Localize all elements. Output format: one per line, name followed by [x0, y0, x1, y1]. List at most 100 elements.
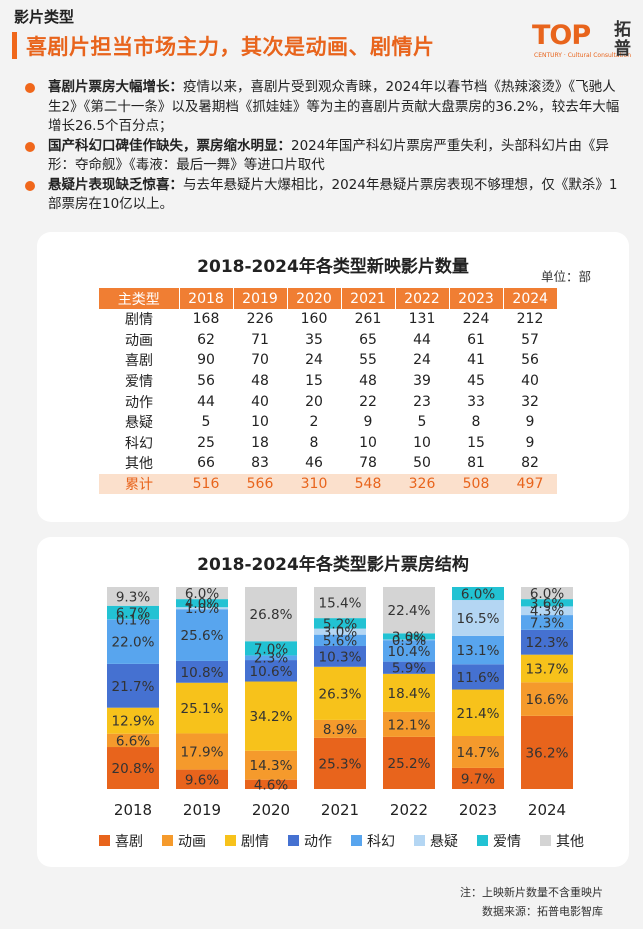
bullet-lead: 国产科幻口碑佳作缺失，票房缩水明显： — [48, 137, 291, 154]
table-cell: 24 — [305, 352, 323, 369]
chart-data-label: 16.5% — [457, 611, 500, 627]
table-cell: 40 — [521, 373, 539, 390]
table-cell: 44 — [197, 393, 215, 410]
chart-bar-segment — [452, 736, 504, 768]
chart-bar-segment — [521, 615, 573, 630]
table-row-label: 悬疑 — [125, 415, 153, 432]
table-cell: 56 — [521, 352, 539, 369]
table-row-label: 累计 — [99, 473, 179, 495]
chart-data-label: 25.6% — [181, 628, 224, 644]
chart-bar-segment — [176, 733, 228, 770]
chart-data-label: 6.0% — [461, 587, 495, 603]
chart-bar-segment — [452, 587, 504, 601]
chart-bar-segment — [176, 607, 228, 610]
table-cell: 81 — [467, 455, 485, 472]
chart-bar-segment — [176, 769, 228, 789]
chart-bar-segment — [314, 737, 366, 789]
chart-data-label: 12.1% — [388, 717, 431, 733]
chart-data-label: 7.3% — [530, 615, 564, 631]
legend-label: 动画 — [178, 834, 206, 850]
table-row-label: 其他 — [125, 456, 153, 473]
chart-bar-segment — [383, 661, 435, 674]
table-cell: 9 — [363, 414, 373, 431]
bullet-text: 疫情以来，喜剧片受到观众青睐，2024年以春节档《热辣滚烫》《飞驰人生2》《第二… — [48, 79, 620, 134]
table-row-label: 喜剧 — [125, 353, 153, 370]
chart-bar-segment — [245, 641, 297, 656]
table-cell: 45 — [467, 373, 485, 390]
table-cell: 261 — [354, 311, 382, 328]
legend-swatch — [99, 835, 110, 846]
legend-swatch — [288, 835, 299, 846]
chart-data-label: 4.0% — [185, 596, 219, 612]
chart-bar-segment — [383, 711, 435, 737]
bullet-text: 2024年国产科幻片票房严重失利，头部科幻片由《异形：夺命舰》《毒液：最后一舞》… — [48, 137, 609, 174]
chart-bar-segment — [107, 707, 159, 734]
table-title: 2018-2024年各类型新映影片数量 — [197, 257, 469, 277]
chart-bar-segment — [521, 682, 573, 716]
table-header-year: 2018 — [178, 288, 233, 309]
chart-data-label: 9.3% — [116, 589, 150, 605]
chart-data-label: 16.6% — [526, 692, 569, 708]
box-office-structure-chart: 2018-2024年各类型影片票房结构 20.8% 6.6% 12.9% 21.7% 22… — [99, 554, 584, 850]
table-cell: 71 — [251, 331, 269, 348]
chart-data-label: 36.2% — [526, 745, 569, 761]
chart-data-label: 9.7% — [461, 771, 495, 787]
table-header-year: 2020 — [286, 288, 341, 309]
chart-bar-segment — [314, 618, 366, 629]
chart-data-label: 25.1% — [181, 701, 224, 717]
table-cell: 310 — [287, 473, 341, 495]
chart-bar-segment — [176, 660, 228, 683]
chart-data-label: 26.8% — [250, 607, 293, 623]
table-row: 爱情 56 48 15 48 39 45 40 — [99, 371, 557, 392]
chart-bar-segment — [245, 660, 297, 682]
section-label: 影片类型 — [14, 8, 75, 26]
table-cell: 40 — [251, 393, 269, 410]
film-count-table: 主类型 2018 2019 2020 2021 2022 2023 2024 剧情 168 226… — [99, 288, 557, 495]
chart-bar-segment — [107, 733, 159, 748]
legend-swatch — [477, 835, 488, 846]
table-cell: 5 — [201, 414, 211, 431]
bullet-dot — [25, 83, 35, 93]
table-cell: 15 — [467, 434, 485, 451]
table-cell: 226 — [246, 311, 274, 328]
chart-data-label: 22.4% — [388, 603, 431, 619]
table-row: 喜剧 90 70 24 55 24 41 56 — [99, 350, 557, 371]
chart-data-label: 25.3% — [319, 756, 362, 772]
bullet-lead: 悬疑片表现缺乏惊喜： — [48, 176, 183, 193]
table-cell: 10 — [413, 434, 431, 451]
legend-swatch — [540, 835, 551, 846]
footnote: 注：上映新片数量不含重映片 — [460, 886, 603, 899]
bullet-item: 喜剧片票房大幅增长：疫情以来，喜剧片受到观众青睐，2024年以春节档《热辣滚烫》… — [25, 78, 628, 137]
legend-label: 剧情 — [241, 834, 269, 850]
chart-bar-segment — [521, 629, 573, 655]
chart-bar-segment — [521, 587, 573, 600]
chart-data-label: 13.7% — [526, 662, 569, 678]
table-cell: 566 — [233, 473, 287, 495]
chart-x-tick-label: 2024 — [528, 801, 566, 819]
table-cell: 61 — [467, 331, 485, 348]
chart-bar-segment — [245, 681, 297, 751]
table-cell: 10 — [359, 434, 377, 451]
chart-data-label: 14.7% — [457, 745, 500, 761]
chart-data-label: 12.9% — [112, 714, 155, 730]
chart-data-label: 14.3% — [250, 758, 293, 774]
table-cell: 62 — [197, 331, 215, 348]
chart-bar-segment — [176, 609, 228, 661]
chart-bar-segment — [452, 635, 504, 665]
page-header: 影片类型 喜剧片担当市场主力，其次是动画、剧情片 TOP CENTURY · C… — [0, 0, 643, 70]
table-cell: 2 — [309, 414, 319, 431]
chart-data-label: 8.9% — [323, 722, 357, 738]
chart-bar-segment — [245, 587, 297, 642]
chart-bar-segment — [383, 640, 435, 662]
chart-bar-segment — [314, 628, 366, 635]
chart-data-label: 6.7% — [116, 606, 150, 622]
chart-data-label: 10.6% — [250, 664, 293, 680]
chart-data-label: 6.0% — [530, 586, 564, 602]
bullet-item: 悬疑片表现缺乏惊喜：与去年悬疑片大爆相比，2024年悬疑片票房表现不够理想，仅《… — [25, 176, 628, 215]
legend-swatch — [225, 835, 236, 846]
legend-label: 其他 — [556, 834, 584, 850]
table-cell: 57 — [521, 331, 539, 348]
table-cell: 48 — [359, 373, 377, 390]
table-cell: 508 — [449, 473, 503, 495]
chart-bar-segment — [452, 767, 504, 789]
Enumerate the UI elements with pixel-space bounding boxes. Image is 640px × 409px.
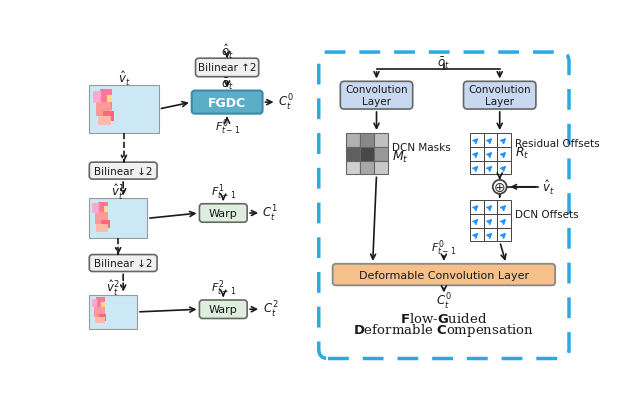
Bar <box>101 302 105 307</box>
Bar <box>90 295 137 329</box>
FancyBboxPatch shape <box>192 91 262 115</box>
Bar <box>484 214 497 228</box>
Text: $\bar{o}_t$: $\bar{o}_t$ <box>221 76 234 92</box>
Bar <box>98 117 111 126</box>
Bar <box>374 147 388 161</box>
Bar <box>104 207 108 213</box>
Text: $C_t^1$: $C_t^1$ <box>262 203 278 223</box>
Text: Bilinear ↓2: Bilinear ↓2 <box>94 258 152 268</box>
Text: FGDC: FGDC <box>208 97 246 109</box>
FancyBboxPatch shape <box>463 82 536 110</box>
Bar <box>484 147 497 161</box>
FancyBboxPatch shape <box>333 264 555 285</box>
Text: $\mathbf{F}$low-$\mathbf{G}$uided: $\mathbf{F}$low-$\mathbf{G}$uided <box>400 311 488 325</box>
Bar <box>96 103 111 117</box>
Bar <box>95 317 104 324</box>
Text: $\hat{v}_t^1$: $\hat{v}_t^1$ <box>111 182 125 202</box>
Text: $C_t^0$: $C_t^0$ <box>436 291 452 311</box>
Text: Bilinear ↓2: Bilinear ↓2 <box>94 166 152 176</box>
Bar <box>95 213 108 225</box>
Bar <box>470 214 484 228</box>
Text: $C_t^0$: $C_t^0$ <box>278 93 294 113</box>
Text: $\mathbf{D}$eformable $\mathbf{C}$ompensation: $\mathbf{D}$eformable $\mathbf{C}$ompens… <box>353 321 534 338</box>
Bar <box>92 204 99 213</box>
Text: Warp: Warp <box>209 304 237 315</box>
Text: $\hat{o}_t$: $\hat{o}_t$ <box>221 43 234 61</box>
Bar <box>360 161 374 175</box>
Bar <box>101 221 109 229</box>
Bar <box>470 200 484 214</box>
Text: $C_t^2$: $C_t^2$ <box>262 299 278 319</box>
Text: $R_t$: $R_t$ <box>515 146 529 161</box>
FancyBboxPatch shape <box>200 204 247 222</box>
Text: DCN Offsets: DCN Offsets <box>515 209 579 219</box>
Bar <box>497 228 511 242</box>
Text: Convolution
Layer: Convolution Layer <box>345 85 408 107</box>
FancyBboxPatch shape <box>200 300 247 319</box>
Bar <box>470 228 484 242</box>
Bar <box>346 134 360 147</box>
Text: Convolution
Layer: Convolution Layer <box>468 85 531 107</box>
Bar <box>484 161 497 175</box>
Bar <box>107 95 112 103</box>
Bar <box>96 225 108 232</box>
Text: ⊕: ⊕ <box>494 180 506 194</box>
Bar <box>497 134 511 147</box>
Text: $F_{t-1}^0$: $F_{t-1}^0$ <box>214 117 240 137</box>
Bar <box>98 202 108 220</box>
FancyBboxPatch shape <box>319 53 569 359</box>
Text: $F_{t-1}^2$: $F_{t-1}^2$ <box>211 278 236 298</box>
Bar <box>497 161 511 175</box>
Bar <box>497 147 511 161</box>
Bar <box>497 200 511 214</box>
Bar <box>103 112 113 121</box>
Bar <box>90 199 147 239</box>
FancyBboxPatch shape <box>340 82 413 110</box>
Text: Warp: Warp <box>209 209 237 218</box>
Bar <box>484 134 497 147</box>
Text: $F_{t-1}^0$: $F_{t-1}^0$ <box>431 238 456 257</box>
Bar <box>374 161 388 175</box>
Bar <box>470 134 484 147</box>
Text: DCN Masks: DCN Masks <box>392 142 451 153</box>
Bar <box>92 299 97 308</box>
Text: $\hat{v}_t$: $\hat{v}_t$ <box>542 178 555 196</box>
Bar <box>346 147 360 161</box>
Text: Deformable Convolution Layer: Deformable Convolution Layer <box>359 270 529 280</box>
Bar <box>93 92 101 103</box>
Bar <box>360 147 374 161</box>
Circle shape <box>493 180 507 194</box>
FancyBboxPatch shape <box>90 255 157 272</box>
Text: $\bar{o}_t$: $\bar{o}_t$ <box>438 55 451 71</box>
Bar <box>90 86 159 134</box>
Bar <box>100 90 112 111</box>
Bar <box>484 200 497 214</box>
Bar <box>346 161 360 175</box>
Bar <box>470 147 484 161</box>
Bar <box>97 298 105 313</box>
FancyBboxPatch shape <box>90 163 157 180</box>
Bar <box>374 134 388 147</box>
Text: Bilinear ↑2: Bilinear ↑2 <box>198 63 257 73</box>
Bar <box>484 228 497 242</box>
Text: $M_t$: $M_t$ <box>392 150 408 165</box>
Bar <box>497 214 511 228</box>
FancyBboxPatch shape <box>196 59 259 77</box>
Text: $\hat{v}_t^2$: $\hat{v}_t^2$ <box>106 278 120 298</box>
Text: $\hat{v}_t$: $\hat{v}_t$ <box>118 70 130 88</box>
Bar <box>94 307 104 317</box>
Bar <box>360 134 374 147</box>
Text: $F_{t-1}^1$: $F_{t-1}^1$ <box>211 182 236 202</box>
Bar <box>99 314 106 321</box>
Bar <box>470 161 484 175</box>
Text: Residual Offsets: Residual Offsets <box>515 138 600 148</box>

++++++++++

● Problem requirements
Copy the listing lines without changes, starting with the line that contains "Bar <box>101 302 105 307</box>" and going on through the line that contains "Text: FGDC: FGDC <box>208 97 246 109</box>". Include both of those lines.

● Answer to this problem
Bar <box>101 302 105 307</box>
Bar <box>90 295 137 329</box>
FancyBboxPatch shape <box>192 91 262 115</box>
Bar <box>484 214 497 228</box>
Text: $\bar{o}_t$: $\bar{o}_t$ <box>221 76 234 92</box>
Bar <box>98 117 111 126</box>
Bar <box>374 147 388 161</box>
Bar <box>104 207 108 213</box>
Text: $C_t^1$: $C_t^1$ <box>262 203 278 223</box>
Text: Bilinear ↓2: Bilinear ↓2 <box>94 258 152 268</box>
Text: FGDC: FGDC <box>208 97 246 109</box>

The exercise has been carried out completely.